■ **The exercise**: Report only the number of lines in the records that contain the word "Агентство".

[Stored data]
───

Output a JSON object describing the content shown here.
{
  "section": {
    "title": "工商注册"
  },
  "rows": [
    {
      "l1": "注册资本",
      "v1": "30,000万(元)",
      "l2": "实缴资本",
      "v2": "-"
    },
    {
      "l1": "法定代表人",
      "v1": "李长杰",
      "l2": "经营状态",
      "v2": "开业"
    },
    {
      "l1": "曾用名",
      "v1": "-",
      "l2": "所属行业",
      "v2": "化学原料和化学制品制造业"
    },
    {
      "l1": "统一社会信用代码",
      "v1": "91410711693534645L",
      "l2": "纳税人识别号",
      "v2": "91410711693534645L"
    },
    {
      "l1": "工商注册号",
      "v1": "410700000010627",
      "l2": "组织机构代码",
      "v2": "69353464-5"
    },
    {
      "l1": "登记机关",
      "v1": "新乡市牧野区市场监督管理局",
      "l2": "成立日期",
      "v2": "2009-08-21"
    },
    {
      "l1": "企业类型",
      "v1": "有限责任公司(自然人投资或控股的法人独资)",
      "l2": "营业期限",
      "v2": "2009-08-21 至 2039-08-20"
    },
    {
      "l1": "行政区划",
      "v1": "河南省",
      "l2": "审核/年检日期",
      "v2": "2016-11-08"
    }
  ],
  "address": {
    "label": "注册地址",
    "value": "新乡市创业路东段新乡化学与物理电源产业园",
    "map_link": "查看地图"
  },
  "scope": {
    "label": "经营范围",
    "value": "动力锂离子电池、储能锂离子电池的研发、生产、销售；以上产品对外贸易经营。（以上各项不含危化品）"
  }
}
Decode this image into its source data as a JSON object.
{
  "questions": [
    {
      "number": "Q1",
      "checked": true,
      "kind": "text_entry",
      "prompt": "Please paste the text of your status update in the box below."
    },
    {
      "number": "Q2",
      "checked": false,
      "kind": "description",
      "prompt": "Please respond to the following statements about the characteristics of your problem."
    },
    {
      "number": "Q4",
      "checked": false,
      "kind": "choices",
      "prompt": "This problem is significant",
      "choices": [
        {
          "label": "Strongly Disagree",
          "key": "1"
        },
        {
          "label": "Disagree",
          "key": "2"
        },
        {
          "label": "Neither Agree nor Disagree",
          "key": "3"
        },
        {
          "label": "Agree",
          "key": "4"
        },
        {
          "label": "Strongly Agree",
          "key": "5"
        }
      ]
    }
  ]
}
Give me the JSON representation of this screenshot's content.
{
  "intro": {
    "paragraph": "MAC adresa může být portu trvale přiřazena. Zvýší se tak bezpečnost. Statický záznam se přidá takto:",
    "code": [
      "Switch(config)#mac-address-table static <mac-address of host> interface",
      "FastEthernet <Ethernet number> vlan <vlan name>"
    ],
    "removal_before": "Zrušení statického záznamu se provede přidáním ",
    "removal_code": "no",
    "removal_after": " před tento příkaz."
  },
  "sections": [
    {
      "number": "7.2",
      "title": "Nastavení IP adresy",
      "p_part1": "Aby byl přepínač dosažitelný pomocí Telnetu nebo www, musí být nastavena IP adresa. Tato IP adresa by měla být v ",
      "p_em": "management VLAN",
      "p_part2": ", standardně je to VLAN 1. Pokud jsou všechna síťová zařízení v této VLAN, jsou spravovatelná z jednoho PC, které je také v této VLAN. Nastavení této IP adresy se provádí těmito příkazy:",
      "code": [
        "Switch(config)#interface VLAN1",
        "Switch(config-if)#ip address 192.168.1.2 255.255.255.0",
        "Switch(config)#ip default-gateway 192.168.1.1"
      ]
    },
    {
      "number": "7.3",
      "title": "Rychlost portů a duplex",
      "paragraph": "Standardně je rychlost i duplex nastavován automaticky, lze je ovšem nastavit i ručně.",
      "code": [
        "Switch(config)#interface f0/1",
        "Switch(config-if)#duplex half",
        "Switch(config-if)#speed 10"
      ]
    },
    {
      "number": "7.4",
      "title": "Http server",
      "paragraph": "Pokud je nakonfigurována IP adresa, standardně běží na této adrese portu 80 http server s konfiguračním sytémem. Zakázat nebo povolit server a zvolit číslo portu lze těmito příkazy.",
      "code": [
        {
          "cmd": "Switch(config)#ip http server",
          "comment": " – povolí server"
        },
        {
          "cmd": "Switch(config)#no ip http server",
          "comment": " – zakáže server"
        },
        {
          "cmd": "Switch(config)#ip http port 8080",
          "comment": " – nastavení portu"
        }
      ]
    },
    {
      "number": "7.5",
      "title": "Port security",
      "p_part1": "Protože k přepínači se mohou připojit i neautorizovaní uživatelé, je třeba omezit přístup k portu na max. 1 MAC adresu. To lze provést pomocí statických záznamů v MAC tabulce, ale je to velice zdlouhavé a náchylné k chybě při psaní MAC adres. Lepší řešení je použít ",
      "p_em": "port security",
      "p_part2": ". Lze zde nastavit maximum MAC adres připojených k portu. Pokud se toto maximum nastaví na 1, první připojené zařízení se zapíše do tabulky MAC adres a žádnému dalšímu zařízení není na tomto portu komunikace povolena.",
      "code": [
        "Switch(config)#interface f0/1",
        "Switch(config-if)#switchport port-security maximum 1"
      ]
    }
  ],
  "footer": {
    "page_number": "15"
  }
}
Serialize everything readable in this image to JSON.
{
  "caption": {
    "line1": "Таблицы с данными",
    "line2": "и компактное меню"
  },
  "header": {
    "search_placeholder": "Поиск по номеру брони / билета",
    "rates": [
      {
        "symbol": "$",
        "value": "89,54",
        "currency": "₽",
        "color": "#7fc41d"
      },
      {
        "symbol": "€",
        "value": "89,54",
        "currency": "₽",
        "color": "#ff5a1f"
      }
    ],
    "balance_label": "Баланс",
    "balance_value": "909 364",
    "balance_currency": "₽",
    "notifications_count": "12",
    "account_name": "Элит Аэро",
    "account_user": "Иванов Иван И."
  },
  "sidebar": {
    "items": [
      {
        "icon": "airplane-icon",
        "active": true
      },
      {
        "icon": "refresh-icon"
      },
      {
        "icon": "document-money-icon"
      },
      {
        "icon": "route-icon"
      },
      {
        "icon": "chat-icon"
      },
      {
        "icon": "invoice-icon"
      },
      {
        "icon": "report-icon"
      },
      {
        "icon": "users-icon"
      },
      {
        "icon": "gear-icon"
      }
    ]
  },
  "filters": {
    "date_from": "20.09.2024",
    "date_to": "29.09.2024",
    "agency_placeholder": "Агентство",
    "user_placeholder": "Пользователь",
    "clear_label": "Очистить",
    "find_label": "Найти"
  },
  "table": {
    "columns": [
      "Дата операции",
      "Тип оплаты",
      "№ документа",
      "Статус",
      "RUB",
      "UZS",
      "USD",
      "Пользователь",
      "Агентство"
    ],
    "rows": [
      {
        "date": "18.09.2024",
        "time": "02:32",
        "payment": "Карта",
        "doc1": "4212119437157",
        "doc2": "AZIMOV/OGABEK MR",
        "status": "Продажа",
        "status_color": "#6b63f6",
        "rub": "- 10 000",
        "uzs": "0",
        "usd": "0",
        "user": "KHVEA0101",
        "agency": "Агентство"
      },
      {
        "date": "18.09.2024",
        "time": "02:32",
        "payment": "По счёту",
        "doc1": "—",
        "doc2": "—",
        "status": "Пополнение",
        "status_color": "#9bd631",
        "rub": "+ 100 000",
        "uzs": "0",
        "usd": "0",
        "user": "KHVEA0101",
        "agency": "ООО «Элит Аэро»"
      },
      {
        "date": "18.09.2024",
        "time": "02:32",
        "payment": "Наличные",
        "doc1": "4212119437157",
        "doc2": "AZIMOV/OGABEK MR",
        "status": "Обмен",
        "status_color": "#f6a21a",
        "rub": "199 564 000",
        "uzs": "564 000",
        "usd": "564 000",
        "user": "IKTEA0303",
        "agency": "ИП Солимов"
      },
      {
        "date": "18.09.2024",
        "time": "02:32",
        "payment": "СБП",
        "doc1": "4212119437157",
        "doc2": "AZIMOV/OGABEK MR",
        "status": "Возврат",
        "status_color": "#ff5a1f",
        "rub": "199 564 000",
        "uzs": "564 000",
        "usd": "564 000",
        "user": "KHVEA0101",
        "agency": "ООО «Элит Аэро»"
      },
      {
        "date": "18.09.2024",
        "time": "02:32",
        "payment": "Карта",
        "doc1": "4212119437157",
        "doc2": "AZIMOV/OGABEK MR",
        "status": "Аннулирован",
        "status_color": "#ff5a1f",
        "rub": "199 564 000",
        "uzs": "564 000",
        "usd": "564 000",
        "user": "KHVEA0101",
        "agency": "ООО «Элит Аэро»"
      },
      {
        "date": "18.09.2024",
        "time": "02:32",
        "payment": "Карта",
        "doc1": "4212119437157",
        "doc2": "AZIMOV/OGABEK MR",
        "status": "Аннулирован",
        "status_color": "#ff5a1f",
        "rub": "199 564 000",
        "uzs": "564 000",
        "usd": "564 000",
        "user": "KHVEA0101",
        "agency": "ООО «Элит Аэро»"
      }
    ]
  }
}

───

■ **Solution for this exercise**: 3